[Saved entries]
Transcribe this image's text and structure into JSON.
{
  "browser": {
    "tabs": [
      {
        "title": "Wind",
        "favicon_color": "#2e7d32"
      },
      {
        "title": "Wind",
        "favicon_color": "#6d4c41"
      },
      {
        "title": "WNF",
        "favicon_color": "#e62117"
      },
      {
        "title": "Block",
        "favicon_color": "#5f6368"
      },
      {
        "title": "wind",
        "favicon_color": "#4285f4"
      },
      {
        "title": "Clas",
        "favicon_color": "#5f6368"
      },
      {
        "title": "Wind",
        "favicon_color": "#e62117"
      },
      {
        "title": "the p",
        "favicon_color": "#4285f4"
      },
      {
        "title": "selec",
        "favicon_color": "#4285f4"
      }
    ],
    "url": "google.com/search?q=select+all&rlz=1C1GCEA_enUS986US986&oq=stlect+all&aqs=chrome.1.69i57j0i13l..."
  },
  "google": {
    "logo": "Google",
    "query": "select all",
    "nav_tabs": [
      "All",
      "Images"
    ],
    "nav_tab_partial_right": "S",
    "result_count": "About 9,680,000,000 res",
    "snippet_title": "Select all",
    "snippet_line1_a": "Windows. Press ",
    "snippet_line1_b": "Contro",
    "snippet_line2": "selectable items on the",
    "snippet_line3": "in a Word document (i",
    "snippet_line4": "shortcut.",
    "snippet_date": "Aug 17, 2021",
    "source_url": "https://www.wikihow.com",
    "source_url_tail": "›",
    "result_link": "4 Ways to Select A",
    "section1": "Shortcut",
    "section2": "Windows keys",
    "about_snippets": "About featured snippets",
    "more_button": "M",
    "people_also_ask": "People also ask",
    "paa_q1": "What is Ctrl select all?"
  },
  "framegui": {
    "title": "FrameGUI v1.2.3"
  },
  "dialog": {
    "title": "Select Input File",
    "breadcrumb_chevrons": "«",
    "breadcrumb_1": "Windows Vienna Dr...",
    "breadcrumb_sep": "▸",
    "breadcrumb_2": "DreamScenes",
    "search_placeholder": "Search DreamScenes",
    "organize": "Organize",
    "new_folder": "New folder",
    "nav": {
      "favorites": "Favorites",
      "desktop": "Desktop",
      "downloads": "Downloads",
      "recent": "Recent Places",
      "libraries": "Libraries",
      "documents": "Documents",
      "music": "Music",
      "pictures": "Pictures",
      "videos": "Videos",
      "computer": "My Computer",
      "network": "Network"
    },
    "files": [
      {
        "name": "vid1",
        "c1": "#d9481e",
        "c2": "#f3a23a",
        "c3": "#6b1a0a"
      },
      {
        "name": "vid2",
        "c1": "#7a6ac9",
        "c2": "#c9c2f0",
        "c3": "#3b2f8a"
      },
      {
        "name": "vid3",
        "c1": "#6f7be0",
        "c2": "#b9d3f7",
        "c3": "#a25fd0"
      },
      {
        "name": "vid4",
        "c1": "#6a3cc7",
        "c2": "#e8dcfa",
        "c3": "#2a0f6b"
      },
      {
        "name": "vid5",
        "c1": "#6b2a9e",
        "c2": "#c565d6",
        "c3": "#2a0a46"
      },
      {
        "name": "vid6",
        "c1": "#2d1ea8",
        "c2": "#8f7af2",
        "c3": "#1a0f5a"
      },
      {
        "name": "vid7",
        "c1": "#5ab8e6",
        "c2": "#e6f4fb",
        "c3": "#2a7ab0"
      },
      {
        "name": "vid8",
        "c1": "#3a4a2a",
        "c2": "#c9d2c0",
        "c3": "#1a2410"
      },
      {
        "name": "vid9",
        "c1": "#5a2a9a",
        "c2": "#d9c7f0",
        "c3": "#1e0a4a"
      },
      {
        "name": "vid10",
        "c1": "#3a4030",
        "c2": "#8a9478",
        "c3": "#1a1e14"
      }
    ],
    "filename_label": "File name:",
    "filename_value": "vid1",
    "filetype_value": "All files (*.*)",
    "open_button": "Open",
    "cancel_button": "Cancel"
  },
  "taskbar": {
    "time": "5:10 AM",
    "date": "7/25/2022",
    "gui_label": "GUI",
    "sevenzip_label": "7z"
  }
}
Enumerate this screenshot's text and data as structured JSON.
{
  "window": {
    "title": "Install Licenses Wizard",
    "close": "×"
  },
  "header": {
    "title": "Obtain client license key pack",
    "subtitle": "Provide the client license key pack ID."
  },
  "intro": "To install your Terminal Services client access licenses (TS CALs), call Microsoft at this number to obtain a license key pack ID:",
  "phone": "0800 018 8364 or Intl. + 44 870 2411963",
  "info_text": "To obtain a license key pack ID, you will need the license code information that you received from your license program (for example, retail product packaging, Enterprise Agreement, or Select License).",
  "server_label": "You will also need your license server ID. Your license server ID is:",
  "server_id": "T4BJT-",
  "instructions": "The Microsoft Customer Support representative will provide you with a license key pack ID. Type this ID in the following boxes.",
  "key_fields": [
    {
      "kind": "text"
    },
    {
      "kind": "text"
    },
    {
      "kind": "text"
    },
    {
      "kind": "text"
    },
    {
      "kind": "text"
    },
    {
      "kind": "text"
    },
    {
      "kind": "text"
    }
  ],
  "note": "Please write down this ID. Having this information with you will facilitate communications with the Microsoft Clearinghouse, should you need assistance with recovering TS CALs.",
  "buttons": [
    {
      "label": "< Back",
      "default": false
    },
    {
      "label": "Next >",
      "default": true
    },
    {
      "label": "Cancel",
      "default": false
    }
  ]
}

## Task to carry out:
Copy each line of the listing that contains the string "information".

## Exercise solution:
  "info_text": "To obtain a license key pack ID, you will need the license code information that you received from your license program (for example, retail product packaging, Enterprise Agreement, or Select License).",
  "note": "Please write down this ID. Having this information with you will facilitate communications with the Microsoft Clearinghouse, should you need assistance with recovering TS CALs.",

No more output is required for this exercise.